(Extracted records)
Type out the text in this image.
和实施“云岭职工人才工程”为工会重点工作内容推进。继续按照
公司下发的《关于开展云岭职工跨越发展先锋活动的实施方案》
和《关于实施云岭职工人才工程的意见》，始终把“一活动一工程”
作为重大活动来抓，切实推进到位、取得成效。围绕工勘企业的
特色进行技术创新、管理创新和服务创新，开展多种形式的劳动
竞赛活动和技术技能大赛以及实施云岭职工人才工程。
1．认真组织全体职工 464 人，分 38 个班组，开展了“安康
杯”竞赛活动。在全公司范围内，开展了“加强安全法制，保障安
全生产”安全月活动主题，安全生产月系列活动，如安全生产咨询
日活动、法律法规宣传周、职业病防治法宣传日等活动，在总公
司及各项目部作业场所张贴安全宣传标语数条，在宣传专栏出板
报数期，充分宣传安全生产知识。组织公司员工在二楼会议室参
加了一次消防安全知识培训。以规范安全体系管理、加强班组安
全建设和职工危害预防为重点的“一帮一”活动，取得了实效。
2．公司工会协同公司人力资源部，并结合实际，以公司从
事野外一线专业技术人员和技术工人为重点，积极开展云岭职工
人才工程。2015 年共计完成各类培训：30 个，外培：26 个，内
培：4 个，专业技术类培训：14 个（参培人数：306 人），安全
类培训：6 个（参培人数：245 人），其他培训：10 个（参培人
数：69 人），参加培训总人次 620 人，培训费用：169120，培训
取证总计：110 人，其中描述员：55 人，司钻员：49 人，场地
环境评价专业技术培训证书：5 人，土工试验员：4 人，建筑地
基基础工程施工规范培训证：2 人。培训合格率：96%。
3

#### [Task directions]
Look through the material and copy each line that has "参培人数".

#### [Task response]
培：4 个，专业技术类培训：14 个（参培人数：306 人），安全
类培训：6 个（参培人数：245 人），其他培训：10 个（参培人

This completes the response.